** Begin **

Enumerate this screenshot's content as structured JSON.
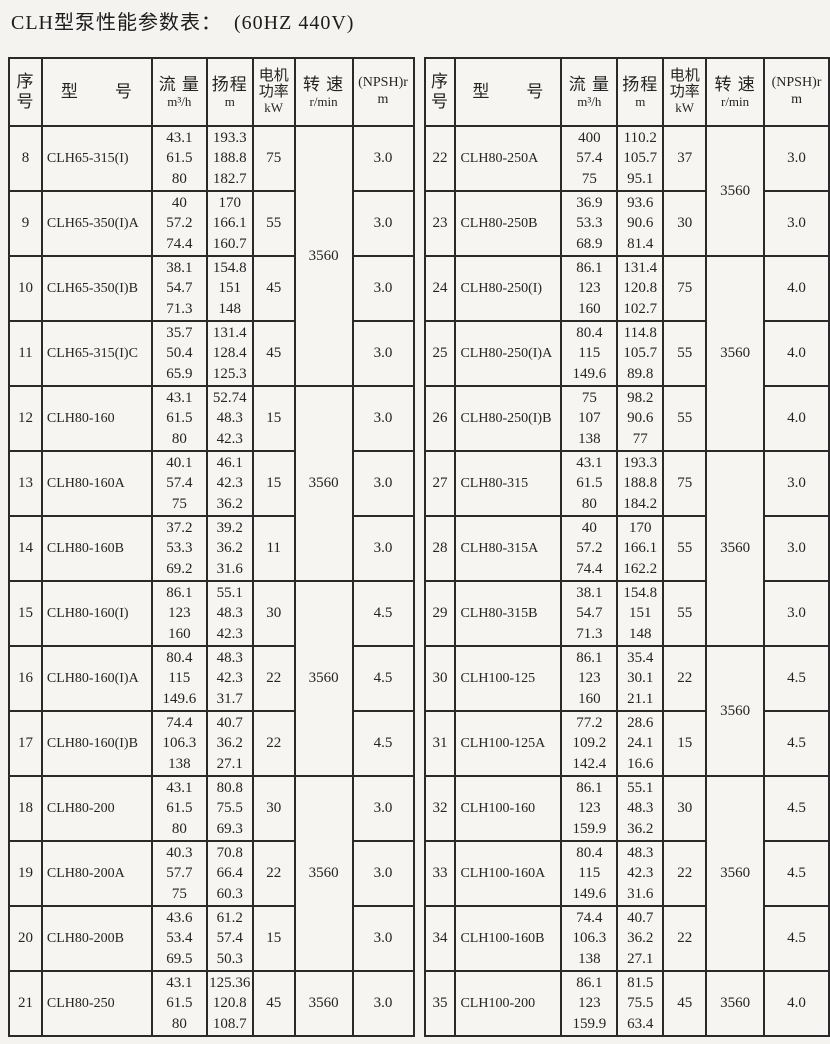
{
  "title": "CLH型泵性能参数表：  (60HZ 440V)",
  "header": {
    "col_serial_line1": "序",
    "col_serial_line2": "号",
    "col_model": "型　　号",
    "col_flow_line1": "流 量",
    "col_flow_line2": "m³/h",
    "col_head_line1": "扬程",
    "col_head_line2": "m",
    "col_power_line1": "电机",
    "col_power_line2": "功率",
    "col_power_line3": "kW",
    "col_speed_line1": "转 速",
    "col_speed_line2": "r/min",
    "col_npsh_line1": "(NPSH)r",
    "col_npsh_line2": "m"
  },
  "left_table": {
    "rows": [
      {
        "no": "8",
        "model": "CLH65-315(I)",
        "flow": [
          "43.1",
          "61.5",
          "80"
        ],
        "head": [
          "193.3",
          "188.8",
          "182.7"
        ],
        "power": "75",
        "npsh": "3.0"
      },
      {
        "no": "9",
        "model": "CLH65-350(I)A",
        "flow": [
          "40",
          "57.2",
          "74.4"
        ],
        "head": [
          "170",
          "166.1",
          "160.7"
        ],
        "power": "55",
        "npsh": "3.0"
      },
      {
        "no": "10",
        "model": "CLH65-350(I)B",
        "flow": [
          "38.1",
          "54.7",
          "71.3"
        ],
        "head": [
          "154.8",
          "151",
          "148"
        ],
        "power": "45",
        "npsh": "3.0"
      },
      {
        "no": "11",
        "model": "CLH65-315(I)C",
        "flow": [
          "35.7",
          "50.4",
          "65.9"
        ],
        "head": [
          "131.4",
          "128.4",
          "125.3"
        ],
        "power": "45",
        "npsh": "3.0"
      },
      {
        "no": "12",
        "model": "CLH80-160",
        "flow": [
          "43.1",
          "61.5",
          "80"
        ],
        "head": [
          "52.74",
          "48.3",
          "42.3"
        ],
        "power": "15",
        "npsh": "3.0"
      },
      {
        "no": "13",
        "model": "CLH80-160A",
        "flow": [
          "40.1",
          "57.4",
          "75"
        ],
        "head": [
          "46.1",
          "42.3",
          "36.2"
        ],
        "power": "15",
        "npsh": "3.0"
      },
      {
        "no": "14",
        "model": "CLH80-160B",
        "flow": [
          "37.2",
          "53.3",
          "69.2"
        ],
        "head": [
          "39.2",
          "36.2",
          "31.6"
        ],
        "power": "11",
        "npsh": "3.0"
      },
      {
        "no": "15",
        "model": "CLH80-160(I)",
        "flow": [
          "86.1",
          "123",
          "160"
        ],
        "head": [
          "55.1",
          "48.3",
          "42.3"
        ],
        "power": "30",
        "npsh": "4.5"
      },
      {
        "no": "16",
        "model": "CLH80-160(I)A",
        "flow": [
          "80.4",
          "115",
          "149.6"
        ],
        "head": [
          "48.3",
          "42.3",
          "31.7"
        ],
        "power": "22",
        "npsh": "4.5"
      },
      {
        "no": "17",
        "model": "CLH80-160(I)B",
        "flow": [
          "74.4",
          "106.3",
          "138"
        ],
        "head": [
          "40.7",
          "36.2",
          "27.1"
        ],
        "power": "22",
        "npsh": "4.5"
      },
      {
        "no": "18",
        "model": "CLH80-200",
        "flow": [
          "43.1",
          "61.5",
          "80"
        ],
        "head": [
          "80.8",
          "75.5",
          "69.3"
        ],
        "power": "30",
        "npsh": "3.0"
      },
      {
        "no": "19",
        "model": "CLH80-200A",
        "flow": [
          "40.3",
          "57.7",
          "75"
        ],
        "head": [
          "70.8",
          "66.4",
          "60.3"
        ],
        "power": "22",
        "npsh": "3.0"
      },
      {
        "no": "20",
        "model": "CLH80-200B",
        "flow": [
          "43.6",
          "53.4",
          "69.5"
        ],
        "head": [
          "61.2",
          "57.4",
          "50.3"
        ],
        "power": "15",
        "npsh": "3.0"
      },
      {
        "no": "21",
        "model": "CLH80-250",
        "flow": [
          "43.1",
          "61.5",
          "80"
        ],
        "head": [
          "125.36",
          "120.8",
          "108.7"
        ],
        "power": "45",
        "npsh": "3.0"
      }
    ],
    "speed_groups": [
      {
        "start": 0,
        "rows": 4,
        "value": "3560"
      },
      {
        "start": 4,
        "rows": 3,
        "value": "3560"
      },
      {
        "start": 7,
        "rows": 3,
        "value": "3560"
      },
      {
        "start": 10,
        "rows": 3,
        "value": "3560"
      },
      {
        "start": 13,
        "rows": 1,
        "value": "3560"
      }
    ]
  },
  "right_table": {
    "rows": [
      {
        "no": "22",
        "model": "CLH80-250A",
        "flow": [
          "400",
          "57.4",
          "75"
        ],
        "head": [
          "110.2",
          "105.7",
          "95.1"
        ],
        "power": "37",
        "npsh": "3.0"
      },
      {
        "no": "23",
        "model": "CLH80-250B",
        "flow": [
          "36.9",
          "53.3",
          "68.9"
        ],
        "head": [
          "93.6",
          "90.6",
          "81.4"
        ],
        "power": "30",
        "npsh": "3.0"
      },
      {
        "no": "24",
        "model": "CLH80-250(I)",
        "flow": [
          "86.1",
          "123",
          "160"
        ],
        "head": [
          "131.4",
          "120.8",
          "102.7"
        ],
        "power": "75",
        "npsh": "4.0"
      },
      {
        "no": "25",
        "model": "CLH80-250(I)A",
        "flow": [
          "80.4",
          "115",
          "149.6"
        ],
        "head": [
          "114.8",
          "105.7",
          "89.8"
        ],
        "power": "55",
        "npsh": "4.0"
      },
      {
        "no": "26",
        "model": "CLH80-250(I)B",
        "flow": [
          "75",
          "107",
          "138"
        ],
        "head": [
          "98.2",
          "90.6",
          "77"
        ],
        "power": "55",
        "npsh": "4.0"
      },
      {
        "no": "27",
        "model": "CLH80-315",
        "flow": [
          "43.1",
          "61.5",
          "80"
        ],
        "head": [
          "193.3",
          "188.8",
          "184.2"
        ],
        "power": "75",
        "npsh": "3.0"
      },
      {
        "no": "28",
        "model": "CLH80-315A",
        "flow": [
          "40",
          "57.2",
          "74.4"
        ],
        "head": [
          "170",
          "166.1",
          "162.2"
        ],
        "power": "55",
        "npsh": "3.0"
      },
      {
        "no": "29",
        "model": "CLH80-315B",
        "flow": [
          "38.1",
          "54.7",
          "71.3"
        ],
        "head": [
          "154.8",
          "151",
          "148"
        ],
        "power": "55",
        "npsh": "3.0"
      },
      {
        "no": "30",
        "model": "CLH100-125",
        "flow": [
          "86.1",
          "123",
          "160"
        ],
        "head": [
          "35.4",
          "30.1",
          "21.1"
        ],
        "power": "22",
        "npsh": "4.5"
      },
      {
        "no": "31",
        "model": "CLH100-125A",
        "flow": [
          "77.2",
          "109.2",
          "142.4"
        ],
        "head": [
          "28.6",
          "24.1",
          "16.6"
        ],
        "power": "15",
        "npsh": "4.5"
      },
      {
        "no": "32",
        "model": "CLH100-160",
        "flow": [
          "86.1",
          "123",
          "159.9"
        ],
        "head": [
          "55.1",
          "48.3",
          "36.2"
        ],
        "power": "30",
        "npsh": "4.5"
      },
      {
        "no": "33",
        "model": "CLH100-160A",
        "flow": [
          "80.4",
          "115",
          "149.6"
        ],
        "head": [
          "48.3",
          "42.3",
          "31.6"
        ],
        "power": "22",
        "npsh": "4.5"
      },
      {
        "no": "34",
        "model": "CLH100-160B",
        "flow": [
          "74.4",
          "106.3",
          "138"
        ],
        "head": [
          "40.7",
          "36.2",
          "27.1"
        ],
        "power": "22",
        "npsh": "4.5"
      },
      {
        "no": "35",
        "model": "CLH100-200",
        "flow": [
          "86.1",
          "123",
          "159.9"
        ],
        "head": [
          "81.5",
          "75.5",
          "63.4"
        ],
        "power": "45",
        "npsh": "4.0"
      }
    ],
    "speed_groups": [
      {
        "start": 0,
        "rows": 2,
        "value": "3560"
      },
      {
        "start": 2,
        "rows": 3,
        "value": "3560"
      },
      {
        "start": 5,
        "rows": 3,
        "value": "3560"
      },
      {
        "start": 8,
        "rows": 2,
        "value": "3560"
      },
      {
        "start": 10,
        "rows": 3,
        "value": "3560"
      },
      {
        "start": 13,
        "rows": 1,
        "value": "3560"
      }
    ]
  }
}
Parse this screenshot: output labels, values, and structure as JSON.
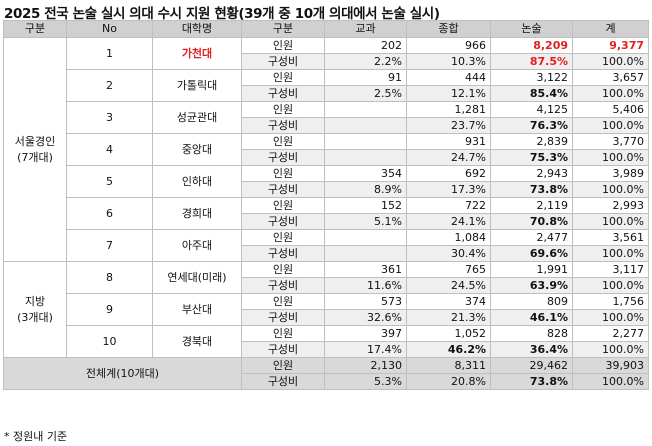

** End **

→ **TASK DETAILS**
What number of lines in the records contain the word "start"? Answer with that number alone.

→ **FULL OUTPUT**
11